#### Excerpted data

........

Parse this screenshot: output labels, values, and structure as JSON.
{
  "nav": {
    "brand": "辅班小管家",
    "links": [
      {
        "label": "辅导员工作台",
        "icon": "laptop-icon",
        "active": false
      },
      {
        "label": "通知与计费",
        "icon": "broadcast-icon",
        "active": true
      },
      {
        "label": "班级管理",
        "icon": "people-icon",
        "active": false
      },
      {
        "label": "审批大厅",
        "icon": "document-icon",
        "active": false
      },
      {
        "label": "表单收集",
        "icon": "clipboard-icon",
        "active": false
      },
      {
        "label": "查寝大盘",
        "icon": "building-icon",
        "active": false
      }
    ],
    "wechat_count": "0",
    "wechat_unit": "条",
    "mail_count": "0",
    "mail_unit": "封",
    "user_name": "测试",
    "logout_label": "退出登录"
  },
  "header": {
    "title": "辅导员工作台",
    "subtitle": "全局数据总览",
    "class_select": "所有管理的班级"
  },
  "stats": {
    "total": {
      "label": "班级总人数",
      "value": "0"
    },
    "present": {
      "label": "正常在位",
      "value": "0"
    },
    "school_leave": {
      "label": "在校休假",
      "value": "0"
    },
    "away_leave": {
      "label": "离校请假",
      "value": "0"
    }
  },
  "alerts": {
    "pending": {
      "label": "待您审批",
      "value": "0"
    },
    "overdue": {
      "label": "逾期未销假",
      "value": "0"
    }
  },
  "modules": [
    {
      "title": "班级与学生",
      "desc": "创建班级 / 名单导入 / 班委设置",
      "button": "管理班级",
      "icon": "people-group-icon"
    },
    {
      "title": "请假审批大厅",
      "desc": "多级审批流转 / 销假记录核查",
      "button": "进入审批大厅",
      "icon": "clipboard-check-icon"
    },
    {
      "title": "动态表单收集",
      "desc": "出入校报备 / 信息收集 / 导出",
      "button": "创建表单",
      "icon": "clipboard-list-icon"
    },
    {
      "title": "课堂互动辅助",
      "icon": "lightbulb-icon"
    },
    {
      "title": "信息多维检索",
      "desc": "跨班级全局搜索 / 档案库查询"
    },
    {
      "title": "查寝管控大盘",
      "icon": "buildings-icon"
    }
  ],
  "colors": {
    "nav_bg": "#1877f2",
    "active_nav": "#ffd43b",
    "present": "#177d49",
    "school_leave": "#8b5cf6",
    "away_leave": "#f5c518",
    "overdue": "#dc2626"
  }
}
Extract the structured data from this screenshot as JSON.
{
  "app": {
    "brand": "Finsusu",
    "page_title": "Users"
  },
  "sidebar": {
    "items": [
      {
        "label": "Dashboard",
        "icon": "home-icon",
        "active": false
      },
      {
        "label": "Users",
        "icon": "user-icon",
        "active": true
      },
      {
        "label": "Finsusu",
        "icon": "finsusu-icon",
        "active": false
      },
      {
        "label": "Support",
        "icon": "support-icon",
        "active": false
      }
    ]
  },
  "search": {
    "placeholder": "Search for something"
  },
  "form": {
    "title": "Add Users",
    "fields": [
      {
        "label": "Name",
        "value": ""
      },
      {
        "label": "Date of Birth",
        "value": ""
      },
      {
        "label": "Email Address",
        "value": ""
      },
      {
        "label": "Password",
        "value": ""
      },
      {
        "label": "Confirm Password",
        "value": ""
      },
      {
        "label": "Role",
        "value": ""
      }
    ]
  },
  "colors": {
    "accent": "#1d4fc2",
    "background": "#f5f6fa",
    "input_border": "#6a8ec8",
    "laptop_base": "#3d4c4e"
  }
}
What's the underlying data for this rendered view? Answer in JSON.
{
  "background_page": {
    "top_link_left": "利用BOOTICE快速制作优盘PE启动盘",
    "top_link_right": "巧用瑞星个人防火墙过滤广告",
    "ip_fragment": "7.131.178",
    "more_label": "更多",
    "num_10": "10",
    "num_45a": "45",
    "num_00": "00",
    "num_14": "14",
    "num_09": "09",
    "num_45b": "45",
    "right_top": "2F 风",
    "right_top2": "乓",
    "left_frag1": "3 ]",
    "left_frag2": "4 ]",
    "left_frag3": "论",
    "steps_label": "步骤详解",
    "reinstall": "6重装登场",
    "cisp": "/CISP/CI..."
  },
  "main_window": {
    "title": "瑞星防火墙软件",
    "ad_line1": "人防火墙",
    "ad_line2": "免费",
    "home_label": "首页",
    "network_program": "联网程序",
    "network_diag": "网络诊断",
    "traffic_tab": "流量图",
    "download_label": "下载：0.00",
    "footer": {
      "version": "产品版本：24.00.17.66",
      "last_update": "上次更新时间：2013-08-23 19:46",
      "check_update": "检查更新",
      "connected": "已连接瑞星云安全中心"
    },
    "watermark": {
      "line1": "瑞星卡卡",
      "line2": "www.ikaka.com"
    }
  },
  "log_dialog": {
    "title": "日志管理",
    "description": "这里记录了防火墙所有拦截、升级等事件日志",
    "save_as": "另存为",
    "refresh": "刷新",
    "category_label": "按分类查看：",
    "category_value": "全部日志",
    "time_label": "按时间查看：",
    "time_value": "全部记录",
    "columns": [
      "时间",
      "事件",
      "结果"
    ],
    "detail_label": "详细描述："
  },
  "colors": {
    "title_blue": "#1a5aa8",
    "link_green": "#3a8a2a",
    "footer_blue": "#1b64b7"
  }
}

........

#### What to do
Extract each record, keeping it identical to the original.

#### The output
Parse this screenshot: output labels, values, and structure as JSON.
{
  "nav": {
    "brand": "辅班小管家",
    "links": [
      {
        "label": "辅导员工作台",
        "icon": "laptop-icon",
        "active": false
      },
      {
        "label": "通知与计费",
        "icon": "broadcast-icon",
        "active": true
      },
      {
        "label": "班级管理",
        "icon": "people-icon",
        "active": false
      },
      {
        "label": "审批大厅",
        "icon": "document-icon",
        "active": false
      },
      {
        "label": "表单收集",
        "icon": "clipboard-icon",
        "active": false
      },
      {
        "label": "查寝大盘",
        "icon": "building-icon",
        "active": false
      }
    ],
    "wechat_count": "0",
    "wechat_unit": "条",
    "mail_count": "0",
    "mail_unit": "封",
    "user_name": "测试",
    "logout_label": "退出登录"
  },
  "header": {
    "title": "辅导员工作台",
    "subtitle": "全局数据总览",
    "class_select": "所有管理的班级"
  },
  "stats": {
    "total": {
      "label": "班级总人数",
      "value": "0"
    },
    "present": {
      "label": "正常在位",
      "value": "0"
    },
    "school_leave": {
      "label": "在校休假",
      "value": "0"
    },
    "away_leave": {
      "label": "离校请假",
      "value": "0"
    }
  },
  "alerts": {
    "pending": {
      "label": "待您审批",
      "value": "0"
    },
    "overdue": {
      "label": "逾期未销假",
      "value": "0"
    }
  },
  "modules": [
    {
      "title": "班级与学生",
      "desc": "创建班级 / 名单导入 / 班委设置",
      "button": "管理班级",
      "icon": "people-group-icon"
    },
    {
      "title": "请假审批大厅",
      "desc": "多级审批流转 / 销假记录核查",
      "button": "进入审批大厅",
      "icon": "clipboard-check-icon"
    },
    {
      "title": "动态表单收集",
      "desc": "出入校报备 / 信息收集 / 导出",
      "button": "创建表单",
      "icon": "clipboard-list-icon"
    },
    {
      "title": "课堂互动辅助",
      "icon": "lightbulb-icon"
    },
    {
      "title": "信息多维检索",
      "desc": "跨班级全局搜索 / 档案库查询"
    },
    {
      "title": "查寝管控大盘",
      "icon": "buildings-icon"
    }
  ],
  "colors": {
    "nav_bg": "#1877f2",
    "active_nav": "#ffd43b",
    "present": "#177d49",
    "school_leave": "#8b5cf6",
    "away_leave": "#f5c518",
    "overdue": "#dc2626"
  }
}
Extract the structured data from this screenshot as JSON.
{
  "app": {
    "brand": "Finsusu",
    "page_title": "Users"
  },
  "sidebar": {
    "items": [
      {
        "label": "Dashboard",
        "icon": "home-icon",
        "active": false
      },
      {
        "label": "Users",
        "icon": "user-icon",
        "active": true
      },
      {
        "label": "Finsusu",
        "icon": "finsusu-icon",
        "active": false
      },
      {
        "label": "Support",
        "icon": "support-icon",
        "active": false
      }
    ]
  },
  "search": {
    "placeholder": "Search for something"
  },
  "form": {
    "title": "Add Users",
    "fields": [
      {
        "label": "Name",
        "value": ""
      },
      {
        "label": "Date of Birth",
        "value": ""
      },
      {
        "label": "Email Address",
        "value": ""
      },
      {
        "label": "Password",
        "value": ""
      },
      {
        "label": "Confirm Password",
        "value": ""
      },
      {
        "label": "Role",
        "value": ""
      }
    ]
  },
  "colors": {
    "accent": "#1d4fc2",
    "background": "#f5f6fa",
    "input_border": "#6a8ec8",
    "laptop_base": "#3d4c4e"
  }
}
What's the underlying data for this rendered view? Answer in JSON.
{
  "background_page": {
    "top_link_left": "利用BOOTICE快速制作优盘PE启动盘",
    "top_link_right": "巧用瑞星个人防火墙过滤广告",
    "ip_fragment": "7.131.178",
    "more_label": "更多",
    "num_10": "10",
    "num_45a": "45",
    "num_00": "00",
    "num_14": "14",
    "num_09": "09",
    "num_45b": "45",
    "right_top": "2F 风",
    "right_top2": "乓",
    "left_frag1": "3 ]",
    "left_frag2": "4 ]",
    "left_frag3": "论",
    "steps_label": "步骤详解",
    "reinstall": "6重装登场",
    "cisp": "/CISP/CI..."
  },
  "main_window": {
    "title": "瑞星防火墙软件",
    "ad_line1": "人防火墙",
    "ad_line2": "免费",
    "home_label": "首页",
    "network_program": "联网程序",
    "network_diag": "网络诊断",
    "traffic_tab": "流量图",
    "download_label": "下载：0.00",
    "footer": {
      "version": "产品版本：24.00.17.66",
      "last_update": "上次更新时间：2013-08-23 19:46",
      "check_update": "检查更新",
      "connected": "已连接瑞星云安全中心"
    },
    "watermark": {
      "line1": "瑞星卡卡",
      "line2": "www.ikaka.com"
    }
  },
  "log_dialog": {
    "title": "日志管理",
    "description": "这里记录了防火墙所有拦截、升级等事件日志",
    "save_as": "另存为",
    "refresh": "刷新",
    "category_label": "按分类查看：",
    "category_value": "全部日志",
    "time_label": "按时间查看：",
    "time_value": "全部记录",
    "columns": [
      "时间",
      "事件",
      "结果"
    ],
    "detail_label": "详细描述："
  },
  "colors": {
    "title_blue": "#1a5aa8",
    "link_green": "#3a8a2a",
    "footer_blue": "#1b64b7"
  }
}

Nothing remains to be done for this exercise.